## Description of the task
Retype exactly the lines from the one containing "Read this page and output its text content." through the last line of the records below, including both, and leave out any pictures.

## Records provided
--- start ---
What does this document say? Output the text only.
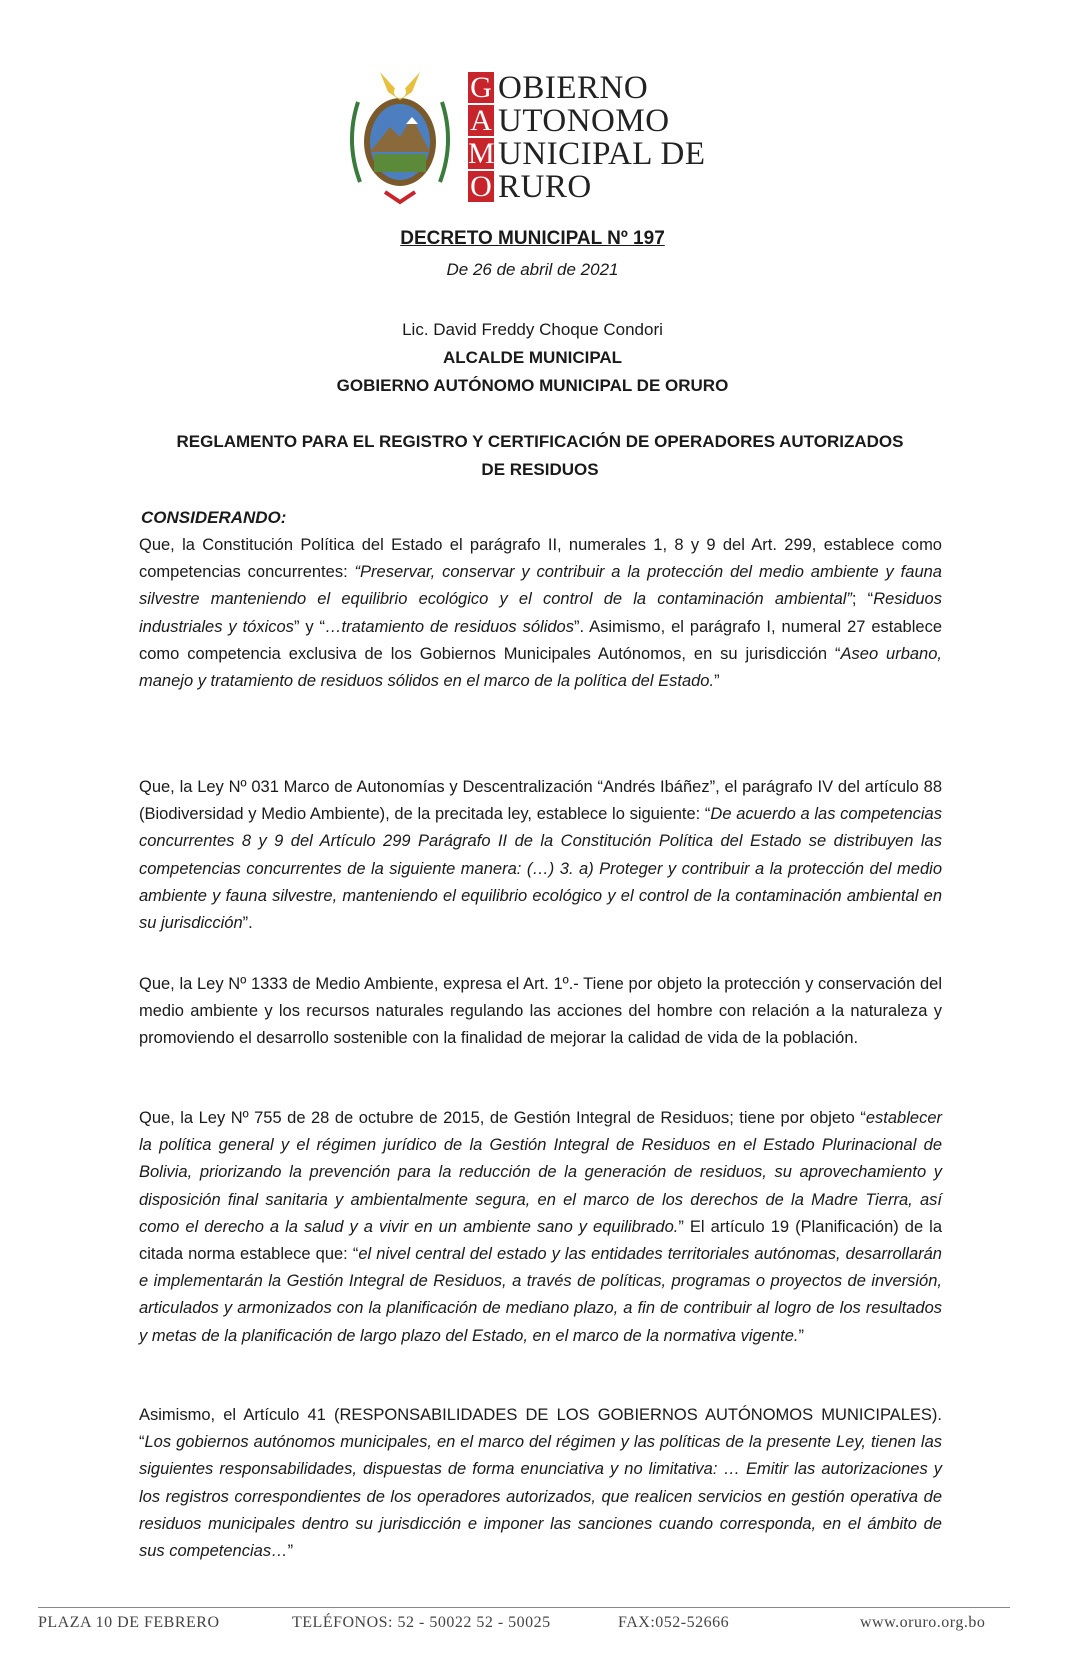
G
A
M
O
OBIERNO
UTONOMO
UNICIPAL DE
RURO
DECRETO MUNICIPAL Nº 197
De 26 de abril de 2021
Lic. David Freddy Choque Condori
ALCALDE MUNICIPAL
GOBIERNO AUTÓNOMO MUNICIPAL DE ORURO
REGLAMENTO PARA EL REGISTRO Y CERTIFICACIÓN DE OPERADORES AUTORIZADOS
DE RESIDUOS
CONSIDERANDO:
Que, la Constitución Política del Estado el parágrafo II, numerales 1, 8 y 9 del Art. 299, establece como competencias concurrentes: “Preservar, conservar y contribuir a la protección del medio ambiente y fauna silvestre manteniendo el equilibrio ecológico y el control de la contaminación ambiental”; “Residuos industriales y tóxicos” y “…tratamiento de residuos sólidos”. Asimismo, el parágrafo I, numeral 27 establece como competencia exclusiva de los Gobiernos Municipales Autónomos, en su jurisdicción “Aseo urbano, manejo y tratamiento de residuos sólidos en el marco de la política del Estado.”
Que, la Ley Nº 031 Marco de Autonomías y Descentralización “Andrés Ibáñez”, el parágrafo IV del artículo 88 (Biodiversidad y Medio Ambiente), de la precitada ley, establece lo siguiente: “De acuerdo a las competencias concurrentes 8 y 9 del Artículo 299 Parágrafo II de la Constitución Política del Estado se distribuyen las competencias concurrentes de la siguiente manera: (…) 3. a) Proteger y contribuir a la protección del medio ambiente y fauna silvestre, manteniendo el equilibrio ecológico y el control de la contaminación ambiental en su jurisdicción”.
Que, la Ley Nº 1333 de Medio Ambiente, expresa el Art. 1º.- Tiene por objeto la protección y conservación del medio ambiente y los recursos naturales regulando las acciones del hombre con relación a la naturaleza y promoviendo el desarrollo sostenible con la finalidad de mejorar la calidad de vida de la población.
Que, la Ley Nº 755 de 28 de octubre de 2015, de Gestión Integral de Residuos; tiene por objeto “establecer la política general y el régimen jurídico de la Gestión Integral de Residuos en el Estado Plurinacional de Bolivia, priorizando la prevención para la reducción de la generación de residuos, su aprovechamiento y disposición final sanitaria y ambientalmente segura, en el marco de los derechos de la Madre Tierra, así como el derecho a la salud y a vivir en un ambiente sano y equilibrado.” El artículo 19 (Planificación) de la citada norma establece que: “el nivel central del estado y las entidades territoriales autónomas, desarrollarán e implementarán la Gestión Integral de Residuos, a través de políticas, programas o proyectos de inversión, articulados y armonizados con la planificación de mediano plazo, a fin de contribuir al logro de los resultados y metas de la planificación de largo plazo del Estado, en el marco de la normativa vigente.”
Asimismo, el Artículo 41 (RESPONSABILIDADES DE LOS GOBIERNOS AUTÓNOMOS MUNICIPALES). “Los gobiernos autónomos municipales, en el marco del régimen y las políticas de la presente Ley, tienen las siguientes responsabilidades, dispuestas de forma enunciativa y no limitativa: … Emitir las autorizaciones y los registros correspondientes de los operadores autorizados, que realicen servicios en gestión operativa de residuos municipales dentro su jurisdicción e imponer las sanciones cuando corresponda, en el ámbito de sus competencias…”
PLAZA 10 DE FEBRERO	TELÉFONOS: 52 - 50022 52 - 50025	FAX:052-52666	www.oruro.org.bo
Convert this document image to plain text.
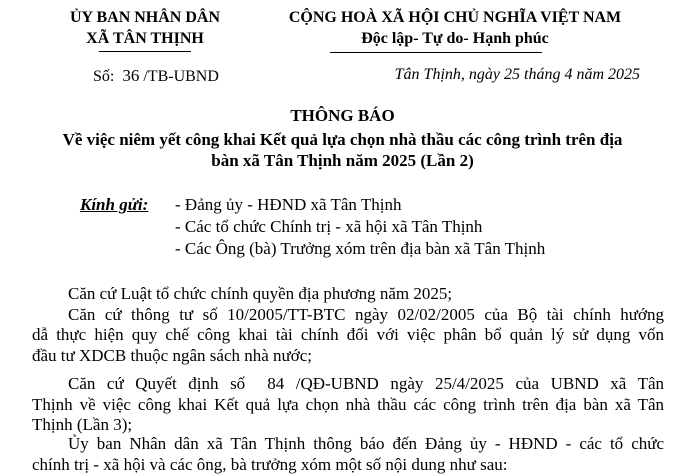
ỦY BAN NHÂN DÂN
XÃ TÂN THỊNH
CỘNG HOÀ XÃ HỘI CHỦ NGHĨA VIỆT NAM
Độc lập- Tự do- Hạnh phúc
Số: 36 /TB-UBND	Tân Thịnh, ngày 25 tháng 4 năm 2025
THÔNG BÁO
Về việc niêm yết công khai Kết quả lựa chọn nhà thầu các công trình trên địa
bàn xã Tân Thịnh năm 2025 (Lần 2)
Kính gửi: - Đảng ủy - HĐND xã Tân Thịnh
- Các tổ chức Chính trị - xã hội xã Tân Thịnh
- Các Ông (bà) Trưởng xóm trên địa bàn xã Tân Thịnh
Căn cứ Luật tổ chức chính quyền địa phương năm 2025;
Căn cứ thông tư số 10/2005/TT-BTC ngày 02/02/2005 của Bộ tài chính hướng
dẫ thực hiện quy chế công khai tài chính đối với việc phân bổ quản lý sử dụng vốn
đầu tư XDCB thuộc ngân sách nhà nước;
Căn cứ Quyết định số 84 /QĐ-UBND ngày 25/4/2025 của UBND xã Tân
Thịnh về việc công khai Kết quả lựa chọn nhà thầu các công trình trên địa bàn xã Tân
Thịnh (Lần 3);
Ủy ban Nhân dân xã Tân Thịnh thông báo đến Đảng ủy - HĐND - các tổ chức
chính trị - xã hội và các ông, bà trưởng xóm một số nội dung như sau:
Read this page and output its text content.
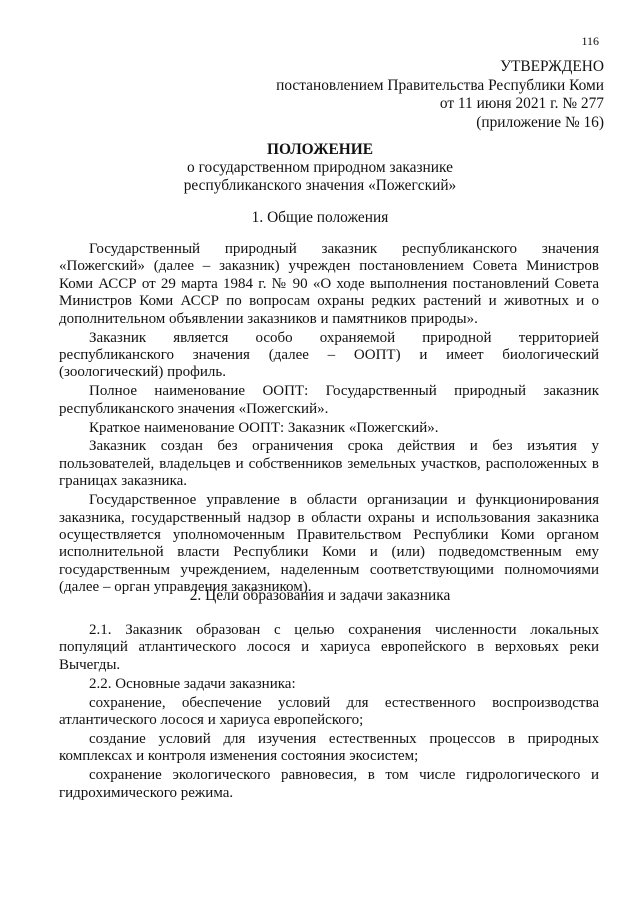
116
УТВЕРЖДЕНО
постановлением Правительства Республики Коми
от 11 июня 2021 г. № 277
(приложение № 16)
ПОЛОЖЕНИЕ
о государственном природном заказнике
республиканского значения «Пожегский»
1. Общие положения

Государственный природный заказник республиканского значения «Пожегский» (далее – заказник) учрежден постановлением Совета Министров Коми АССР от 29 марта 1984 г. № 90 «О ходе выполнения постановлений Совета Министров Коми АССР по вопросам охраны редких растений и животных и о дополнительном объявлении заказников и памятников природы».

Заказник является особо охраняемой природной территорией республиканского значения (далее – ООПТ) и имеет биологический (зоологический) профиль.

Полное наименование ООПТ: Государственный природный заказник республиканского значения «Пожегский».

Краткое наименование ООПТ: Заказник «Пожегский».

Заказник создан без ограничения срока действия и без изъятия у пользователей, владельцев и собственников земельных участков, расположенных в границах заказника.

Государственное управление в области организации и функционирования заказника, государственный надзор в области охраны и использования заказника осуществляется уполномоченным Правительством Республики Коми органом исполнительной власти Республики Коми и (или) подведомственным ему государственным учреждением, наделенным соответствующими полномочиями (далее – орган управления заказником).

2. Цели образования и задачи заказника

2.1. Заказник образован с целью сохранения численности локальных популяций атлантического лосося и хариуса европейского в верховьях реки Вычегды.

2.2. Основные задачи заказника:

сохранение, обеспечение условий для естественного воспроизводства атлантического лосося и хариуса европейского;

создание условий для изучения естественных процессов в природных комплексах и контроля изменения состояния экосистем;

сохранение экологического равновесия, в том числе гидрологического и гидрохимического режима.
--- end ---
## Complete answer
Read this page and output its text content.
116
УТВЕРЖДЕНО
постановлением Правительства Республики Коми
от 11 июня 2021 г. № 277
(приложение № 16)
ПОЛОЖЕНИЕ
о государственном природном заказнике
республиканского значения «Пожегский»
1. Общие положения

Государственный природный заказник республиканского значения «Пожегский» (далее – заказник) учрежден постановлением Совета Министров Коми АССР от 29 марта 1984 г. № 90 «О ходе выполнения постановлений Совета Министров Коми АССР по вопросам охраны редких растений и животных и о дополнительном объявлении заказников и памятников природы».

Заказник является особо охраняемой природной территорией республиканского значения (далее – ООПТ) и имеет биологический (зоологический) профиль.

Полное наименование ООПТ: Государственный природный заказник республиканского значения «Пожегский».

Краткое наименование ООПТ: Заказник «Пожегский».

Заказник создан без ограничения срока действия и без изъятия у пользователей, владельцев и собственников земельных участков, расположенных в границах заказника.

Государственное управление в области организации и функционирования заказника, государственный надзор в области охраны и использования заказника осуществляется уполномоченным Правительством Республики Коми органом исполнительной власти Республики Коми и (или) подведомственным ему государственным учреждением, наделенным соответствующими полномочиями (далее – орган управления заказником).

2. Цели образования и задачи заказника

2.1. Заказник образован с целью сохранения численности локальных популяций атлантического лосося и хариуса европейского в верховьях реки Вычегды.

2.2. Основные задачи заказника:

сохранение, обеспечение условий для естественного воспроизводства атлантического лосося и хариуса европейского;

создание условий для изучения естественных процессов в природных комплексах и контроля изменения состояния экосистем;

сохранение экологического равновесия, в том числе гидрологического и гидрохимического режима.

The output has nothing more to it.